§ **Task brief**: Can you copy out the data below word for word, leaving out the pictures?

§ **Data supplied**:
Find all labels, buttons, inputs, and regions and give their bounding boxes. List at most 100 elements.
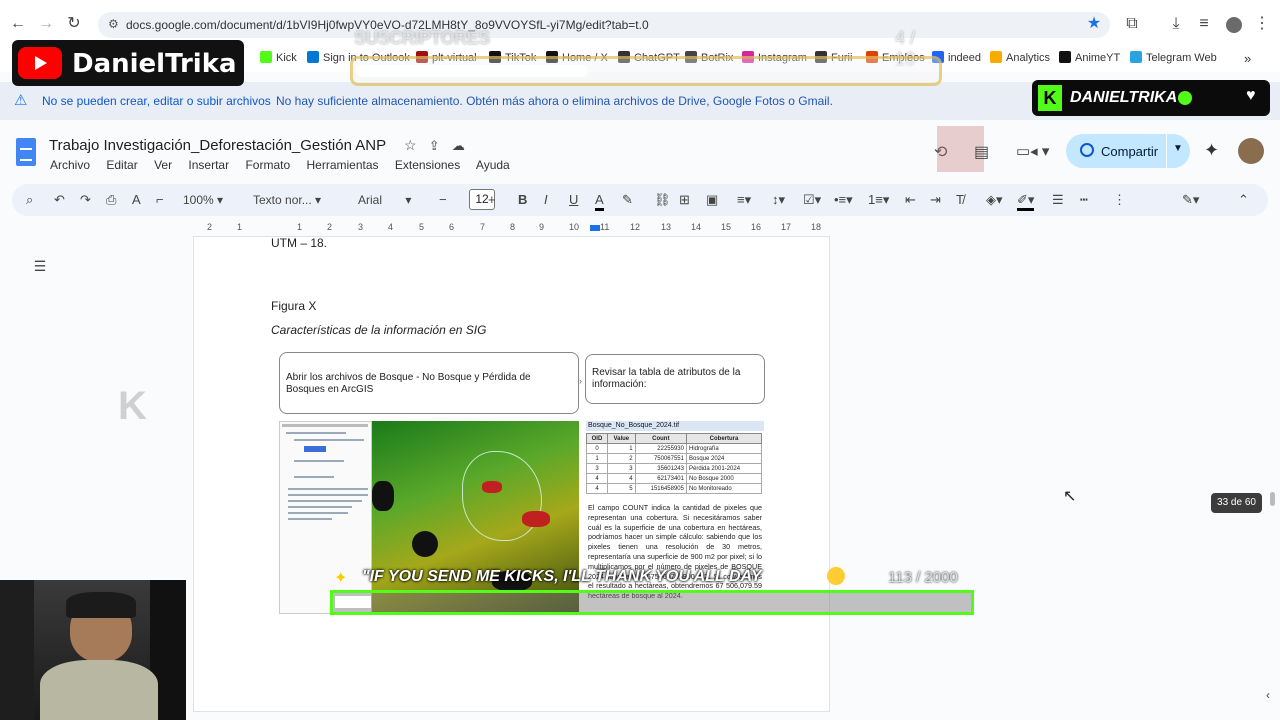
indent-marker[interactable] — [590, 225, 600, 231]
ruler-tick: 12 — [630, 222, 641, 232]
ruler-tick: 14 — [691, 222, 702, 232]
bookmark-item[interactable]: Kick — [260, 51, 297, 64]
menu-editar[interactable]: Editar — [106, 158, 137, 172]
text-color-icon[interactable]: A — [595, 192, 604, 211]
decrease-font-icon[interactable]: − — [439, 192, 447, 208]
document-page[interactable]: UTM – 18. Figura X Características de la… — [193, 236, 830, 712]
style-select[interactable]: Texto nor... ▾ — [253, 192, 321, 208]
print-icon[interactable]: ⎙ — [106, 192, 116, 208]
numbered-list-icon[interactable]: 1≡▾ — [868, 192, 889, 208]
side-panel-toggle-icon[interactable]: ‹ — [1266, 688, 1270, 702]
reload-icon[interactable]: ↻ — [64, 14, 84, 34]
insert-image-icon[interactable]: ▣ — [706, 192, 718, 208]
menu-ayuda[interactable]: Ayuda — [476, 158, 510, 172]
ruler-tick: 17 — [781, 222, 792, 232]
document-outline-icon[interactable]: ☰ — [30, 256, 50, 276]
clear-formatting-icon[interactable]: T̸ — [956, 192, 964, 208]
bookmark-item[interactable]: AnimeYT — [1059, 51, 1120, 64]
paint-format-icon[interactable]: ⌐ — [156, 192, 164, 208]
menu-extensiones[interactable]: Extensiones — [395, 158, 460, 172]
star-icon[interactable]: ☆ — [404, 137, 417, 153]
meet-icon[interactable]: ▭◂ ▾ — [1016, 142, 1049, 160]
comments-icon[interactable]: ▤ — [974, 142, 989, 162]
collapse-menus-icon[interactable]: ⌃ — [1238, 192, 1249, 208]
banner-message[interactable]: No hay suficiente almacenamiento. Obtén … — [276, 94, 833, 108]
kick-channel-badge: K DANIELTRIKA ♥ — [1032, 80, 1270, 116]
move-icon[interactable]: ⇪ — [429, 138, 440, 153]
kicks-goal-label: "IF YOU SEND ME KICKS, I'LL THANK YOU AL… — [362, 568, 762, 585]
bookmark-star-icon[interactable]: ★ — [1084, 14, 1104, 34]
search-icon[interactable]: ⌕ — [26, 192, 33, 208]
gemini-icon[interactable]: ✦ — [1204, 140, 1219, 161]
border-width-icon[interactable]: ☰ — [1052, 192, 1064, 208]
bookmark-item[interactable]: Telegram Web — [1130, 51, 1217, 64]
account-avatar[interactable] — [1238, 138, 1264, 164]
menu-insertar[interactable]: Insertar — [188, 158, 229, 172]
bulleted-list-icon[interactable]: •≡▾ — [834, 192, 853, 208]
table-cell: 4 — [586, 473, 608, 484]
ruler-tick: 16 — [751, 222, 762, 232]
increase-font-icon[interactable]: + — [488, 192, 496, 208]
mouse-cursor-icon: ↖ — [1063, 488, 1077, 505]
more-bookmarks-icon[interactable]: » — [1244, 51, 1251, 66]
bold-icon[interactable]: B — [518, 192, 527, 208]
table-cell: No Monitoreado — [685, 483, 763, 494]
menu-herramientas[interactable]: Herramientas — [306, 158, 378, 172]
font-select[interactable]: Arial ▾ — [358, 192, 411, 208]
share-button[interactable]: Compartir ▼ — [1066, 134, 1190, 168]
table-cell: 35601243 — [634, 463, 687, 474]
italic-icon[interactable]: I — [544, 192, 548, 208]
cloud-status-icon[interactable]: ☁ — [452, 138, 465, 153]
ruler-tick: 2 — [207, 222, 213, 232]
bookmark-item[interactable]: Analytics — [990, 51, 1050, 64]
media-icon[interactable]: ≡ — [1194, 14, 1214, 34]
table-cell: 5 — [606, 483, 636, 494]
menu-archivo[interactable]: Archivo — [50, 158, 90, 172]
horizontal-ruler[interactable]: 2 1 1 2 3 4 5 6 7 8 9 10 11 12 13 14 15 … — [194, 222, 830, 236]
docs-logo-icon[interactable] — [16, 138, 36, 166]
table-cell: 62173401 — [634, 473, 687, 484]
menu-ver[interactable]: Ver — [154, 158, 172, 172]
more-options-icon[interactable]: ⋮ — [1113, 192, 1126, 208]
menu-dots-icon[interactable]: ⋮ — [1252, 14, 1272, 34]
table-header: Value — [606, 433, 636, 444]
highlight-icon[interactable]: ✎ — [622, 192, 633, 208]
fill-color-icon[interactable]: ◈▾ — [986, 192, 1003, 208]
banner-title: No se pueden crear, editar o subir archi… — [42, 94, 271, 108]
zoom-select[interactable]: 100% ▾ — [183, 192, 223, 208]
increase-indent-icon[interactable]: ⇥ — [930, 192, 941, 208]
menu-formato[interactable]: Formato — [245, 158, 290, 172]
profile-avatar[interactable] — [1226, 17, 1242, 33]
globe-icon — [1080, 143, 1094, 157]
ruler-tick: 11 — [600, 222, 610, 232]
download-icon[interactable]: ⤓ — [1166, 14, 1186, 34]
kick-icon — [260, 51, 272, 63]
border-dash-icon[interactable]: ┅ — [1080, 192, 1088, 208]
underline-icon[interactable]: U — [569, 192, 578, 208]
checklist-icon[interactable]: ☑▾ — [803, 192, 821, 208]
border-color-icon[interactable]: ✐▾ — [1017, 192, 1035, 211]
kicks-goal-count: 113 / 2000 — [888, 569, 958, 586]
link-icon[interactable]: ⛓ — [654, 192, 671, 208]
extensions-icon[interactable]: ⧉ — [1122, 14, 1142, 34]
spellcheck-icon[interactable]: A — [132, 192, 141, 208]
redo-icon[interactable]: ↷ — [80, 192, 91, 208]
editing-mode-icon[interactable]: ✎▾ — [1182, 192, 1199, 208]
step-box-attribute-table[interactable]: Revisar la tabla de atributos de la info… — [585, 354, 765, 404]
add-comment-icon[interactable]: ⊞ — [679, 192, 690, 208]
step-box-open-files[interactable]: Abrir los archivos de Bosque - No Bosque… — [279, 352, 579, 414]
back-icon[interactable]: ← — [8, 14, 28, 34]
align-icon[interactable]: ≡▾ — [737, 192, 751, 208]
line-spacing-icon[interactable]: ↕▾ — [772, 192, 785, 208]
table-cell: Pérdida 2001-2024 — [685, 463, 763, 474]
figure-caption: Características de la información en SIG — [271, 323, 487, 337]
arrow-icon: › — [579, 376, 582, 386]
table-header: OID — [586, 433, 608, 444]
site-info-icon[interactable]: ⚙ — [108, 17, 119, 31]
forward-icon[interactable]: → — [36, 14, 56, 34]
scrollbar-thumb[interactable] — [1270, 492, 1275, 506]
undo-icon[interactable]: ↶ — [54, 192, 65, 208]
chevron-down-icon[interactable]: ▼ — [1173, 143, 1183, 154]
decrease-indent-icon[interactable]: ⇤ — [905, 192, 916, 208]
document-title[interactable]: Trabajo Investigación_Deforestación_Gest… — [49, 137, 465, 154]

§ **Answer to the exercise**:
Find all labels, buttons, inputs, and regions and give their bounding boxes. List at most 100 elements.
indent-marker[interactable] — [590, 225, 600, 231]
ruler-tick: 12 — [630, 222, 641, 232]
ruler-tick: 14 — [691, 222, 702, 232]
bookmark-item[interactable]: Kick — [260, 51, 297, 64]
menu-editar[interactable]: Editar — [106, 158, 137, 172]
text-color-icon[interactable]: A — [595, 192, 604, 211]
decrease-font-icon[interactable]: − — [439, 192, 447, 208]
document-page[interactable]: UTM – 18. Figura X Características de la… — [193, 236, 830, 712]
style-select[interactable]: Texto nor... ▾ — [253, 192, 321, 208]
print-icon[interactable]: ⎙ — [106, 192, 116, 208]
numbered-list-icon[interactable]: 1≡▾ — [868, 192, 889, 208]
side-panel-toggle-icon[interactable]: ‹ — [1266, 688, 1270, 702]
reload-icon[interactable]: ↻ — [64, 14, 84, 34]
insert-image-icon[interactable]: ▣ — [706, 192, 718, 208]
menu-ayuda[interactable]: Ayuda — [476, 158, 510, 172]
ruler-tick: 17 — [781, 222, 792, 232]
document-outline-icon[interactable]: ☰ — [30, 256, 50, 276]
clear-formatting-icon[interactable]: T̸ — [956, 192, 964, 208]
bookmark-item[interactable]: AnimeYT — [1059, 51, 1120, 64]
paint-format-icon[interactable]: ⌐ — [156, 192, 164, 208]
menu-extensiones[interactable]: Extensiones — [395, 158, 460, 172]
star-icon[interactable]: ☆ — [404, 137, 417, 153]
meet-icon[interactable]: ▭◂ ▾ — [1016, 142, 1049, 160]
comments-icon[interactable]: ▤ — [974, 142, 989, 162]
collapse-menus-icon[interactable]: ⌃ — [1238, 192, 1249, 208]
banner-message[interactable]: No hay suficiente almacenamiento. Obtén … — [276, 94, 833, 108]
kick-channel-badge: K DANIELTRIKA ♥ — [1032, 80, 1270, 116]
move-icon[interactable]: ⇪ — [429, 138, 440, 153]
kicks-goal-label: "IF YOU SEND ME KICKS, I'LL THANK YOU AL… — [362, 568, 762, 585]
bookmark-star-icon[interactable]: ★ — [1084, 14, 1104, 34]
search-icon[interactable]: ⌕ — [26, 192, 33, 208]
gemini-icon[interactable]: ✦ — [1204, 140, 1219, 161]
border-width-icon[interactable]: ☰ — [1052, 192, 1064, 208]
bookmark-item[interactable]: Telegram Web — [1130, 51, 1217, 64]
account-avatar[interactable] — [1238, 138, 1264, 164]
menu-insertar[interactable]: Insertar — [188, 158, 229, 172]
bulleted-list-icon[interactable]: •≡▾ — [834, 192, 853, 208]
table-cell: 4 — [586, 473, 608, 484]
ruler-tick: 16 — [751, 222, 762, 232]
increase-font-icon[interactable]: + — [488, 192, 496, 208]
mouse-cursor-icon: ↖ — [1063, 488, 1077, 505]
more-bookmarks-icon[interactable]: » — [1244, 51, 1251, 66]
bold-icon[interactable]: B — [518, 192, 527, 208]
table-cell: No Monitoreado — [685, 483, 763, 494]
menu-herramientas[interactable]: Herramientas — [306, 158, 378, 172]
font-select[interactable]: Arial ▾ — [358, 192, 411, 208]
share-button[interactable]: Compartir ▼ — [1066, 134, 1190, 168]
table-cell: 35601243 — [634, 463, 687, 474]
italic-icon[interactable]: I — [544, 192, 548, 208]
cloud-status-icon[interactable]: ☁ — [452, 138, 465, 153]
ruler-tick: 2 — [207, 222, 213, 232]
bookmark-item[interactable]: Analytics — [990, 51, 1050, 64]
media-icon[interactable]: ≡ — [1194, 14, 1214, 34]
table-cell: 5 — [606, 483, 636, 494]
menu-archivo[interactable]: Archivo — [50, 158, 90, 172]
horizontal-ruler[interactable]: 2 1 1 2 3 4 5 6 7 8 9 10 11 12 13 14 15 … — [194, 222, 830, 236]
docs-logo-icon[interactable] — [16, 138, 36, 166]
table-cell: 62173401 — [634, 473, 687, 484]
menu-ver[interactable]: Ver — [154, 158, 172, 172]
more-options-icon[interactable]: ⋮ — [1113, 192, 1126, 208]
menu-dots-icon[interactable]: ⋮ — [1252, 14, 1272, 34]
table-header: Value — [606, 433, 636, 444]
highlight-icon[interactable]: ✎ — [622, 192, 633, 208]
fill-color-icon[interactable]: ◈▾ — [986, 192, 1003, 208]
banner-title: No se pueden crear, editar o subir archi… — [42, 94, 271, 108]
zoom-select[interactable]: 100% ▾ — [183, 192, 223, 208]
increase-indent-icon[interactable]: ⇥ — [930, 192, 941, 208]
menu-formato[interactable]: Formato — [245, 158, 290, 172]
profile-avatar[interactable] — [1226, 17, 1242, 33]
globe-icon — [1080, 143, 1094, 157]
ruler-tick: 11 — [600, 222, 610, 232]
download-icon[interactable]: ⤓ — [1166, 14, 1186, 34]
kick-icon — [260, 51, 272, 63]
border-dash-icon[interactable]: ┅ — [1080, 192, 1088, 208]
underline-icon[interactable]: U — [569, 192, 578, 208]
checklist-icon[interactable]: ☑▾ — [803, 192, 821, 208]
border-color-icon[interactable]: ✐▾ — [1017, 192, 1035, 211]
kicks-goal-count: 113 / 2000 — [888, 569, 958, 586]
link-icon[interactable]: ⛓ — [654, 192, 671, 208]
extensions-icon[interactable]: ⧉ — [1122, 14, 1142, 34]
spellcheck-icon[interactable]: A — [132, 192, 141, 208]
redo-icon[interactable]: ↷ — [80, 192, 91, 208]
editing-mode-icon[interactable]: ✎▾ — [1182, 192, 1199, 208]
step-box-attribute-table[interactable]: Revisar la tabla de atributos de la info… — [585, 354, 765, 404]
add-comment-icon[interactable]: ⊞ — [679, 192, 690, 208]
step-box-open-files[interactable]: Abrir los archivos de Bosque - No Bosque… — [279, 352, 579, 414]
back-icon[interactable]: ← — [8, 14, 28, 34]
align-icon[interactable]: ≡▾ — [737, 192, 751, 208]
line-spacing-icon[interactable]: ↕▾ — [772, 192, 785, 208]
table-cell: Pérdida 2001-2024 — [685, 463, 763, 474]
figure-caption: Características de la información en SIG — [271, 323, 487, 337]
arrow-icon: › — [579, 376, 582, 386]
table-header: OID — [586, 433, 608, 444]
site-info-icon[interactable]: ⚙ — [108, 17, 119, 31]
forward-icon[interactable]: → — [36, 14, 56, 34]
scrollbar-thumb[interactable] — [1270, 492, 1275, 506]
undo-icon[interactable]: ↶ — [54, 192, 65, 208]
chevron-down-icon[interactable]: ▼ — [1173, 143, 1183, 154]
decrease-indent-icon[interactable]: ⇤ — [905, 192, 916, 208]
document-title[interactable]: Trabajo Investigación_Deforestación_Gest… — [49, 137, 465, 154]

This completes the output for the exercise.